**Required actions**
• a. Duplicate the passage from the news text on fuel for Zimbabwe's health practitioners, from "Doctors and" to "said one doctor.".
• b. Pick up the news text on fuel for Zimbabwe's health practitioners after its final sentence and continue it.
START Text excerpt
Noczim notified the health practitioners late last month about the
cancellation of the facility.
Doctors and
nurses said they were last served fuel at their designated service
stations on May 21. Since then fuel attendants were turning them
away.
"They told
us that fuel allocations will be stopped on the 1st of June without
giving reasons," said one doctor.
At Montagu service
station where the bulk of the health practitioners were refuelling,
a litre of diesel was retailing for $22 000 while petrol cost $24
000. But the majority of Zimbabweans are buying a litre of diesel
and petrol for over $500 000 at service stations that mobilise their
own resources to import the precious liquid.
Paul Chimedza,
the secretary-general of the Zimbabwe Medical Association (ZIMA)
confirmed that supplies were being limited.
"It (fuel)
comes very erratically," said Chimedza. "Some doctors
are failing to cover hospitals and are now boarding taxis, which
are very expensive," he added.
Chimedza said
his association was currently receiving 5 000 litres of fuel, which
he said is inadequate to serve the more than 700 members affiliated
to ZIMA.
"Only 200
of us are getting that fuel and some of our members are going for
three to four months without accessing it," he said.
END Text excerpt
START Extracted information
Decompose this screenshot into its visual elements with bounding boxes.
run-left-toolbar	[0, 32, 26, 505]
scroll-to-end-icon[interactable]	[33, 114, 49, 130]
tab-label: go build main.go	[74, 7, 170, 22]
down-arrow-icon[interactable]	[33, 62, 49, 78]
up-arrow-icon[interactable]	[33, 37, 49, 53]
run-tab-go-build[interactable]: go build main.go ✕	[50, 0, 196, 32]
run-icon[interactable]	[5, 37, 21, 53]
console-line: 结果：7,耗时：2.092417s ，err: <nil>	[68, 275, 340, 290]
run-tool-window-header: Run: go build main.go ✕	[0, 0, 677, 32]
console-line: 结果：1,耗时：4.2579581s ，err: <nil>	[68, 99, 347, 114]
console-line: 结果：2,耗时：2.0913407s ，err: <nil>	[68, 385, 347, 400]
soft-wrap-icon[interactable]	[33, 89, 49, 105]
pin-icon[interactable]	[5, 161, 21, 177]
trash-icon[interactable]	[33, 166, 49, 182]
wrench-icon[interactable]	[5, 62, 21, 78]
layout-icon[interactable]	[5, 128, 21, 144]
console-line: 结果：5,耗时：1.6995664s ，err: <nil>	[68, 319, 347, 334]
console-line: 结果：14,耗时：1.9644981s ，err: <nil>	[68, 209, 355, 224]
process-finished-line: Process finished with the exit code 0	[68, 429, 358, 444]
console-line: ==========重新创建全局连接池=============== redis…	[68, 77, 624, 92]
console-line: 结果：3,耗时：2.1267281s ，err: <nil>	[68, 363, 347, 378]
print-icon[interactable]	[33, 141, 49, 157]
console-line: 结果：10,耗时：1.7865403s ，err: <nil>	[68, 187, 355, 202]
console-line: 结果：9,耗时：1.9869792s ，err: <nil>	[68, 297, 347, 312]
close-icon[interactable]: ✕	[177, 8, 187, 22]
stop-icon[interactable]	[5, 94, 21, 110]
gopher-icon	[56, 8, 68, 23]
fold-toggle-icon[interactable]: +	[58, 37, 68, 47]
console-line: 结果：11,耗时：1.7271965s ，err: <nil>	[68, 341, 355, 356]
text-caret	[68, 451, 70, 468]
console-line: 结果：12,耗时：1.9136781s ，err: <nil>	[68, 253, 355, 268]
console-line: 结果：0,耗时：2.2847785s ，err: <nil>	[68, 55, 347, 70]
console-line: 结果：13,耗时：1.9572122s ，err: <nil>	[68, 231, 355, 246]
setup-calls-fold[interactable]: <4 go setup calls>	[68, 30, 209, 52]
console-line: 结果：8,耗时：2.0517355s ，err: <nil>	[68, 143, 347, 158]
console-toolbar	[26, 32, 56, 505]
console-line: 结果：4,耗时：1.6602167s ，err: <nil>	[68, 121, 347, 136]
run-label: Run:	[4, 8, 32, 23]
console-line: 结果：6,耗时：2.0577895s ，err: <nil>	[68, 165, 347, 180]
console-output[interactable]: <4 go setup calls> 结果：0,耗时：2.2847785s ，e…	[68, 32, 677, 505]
END Extracted information
**Answers to the exercises**
• a.
Doctors and
nurses said they were last served fuel at their designated service
stations on May 21. Since then fuel attendants were turning them
away.
"They told
us that fuel allocations will be stopped on the 1st of June without
giving reasons," said one doctor.

• b.
Noczim’s marketing
and distribution director Krispen Mashange this week confirmed the
termination of the subsidised fuel facility strangely ascribing
it to improvements in the supply of the commodity.
"We have
screened some of them," said Mashange. "When we came up
with that facility the objective was to make fuel available to them
(medical practitioners) but we have now just realised that fuel
is now available on the market so they can go and buy," he
added.
Zimbabwe is
grappling with a seven-year-old fuel crisis, which has halted industrial
operations while thousands of workers have resorted to walking to
their workplaces.
A severe shortage
of foreign currency caused by a poor export performance, decimated
agricultural output and the drying up of balance of payments support,
is making it difficult for the country to import fuel.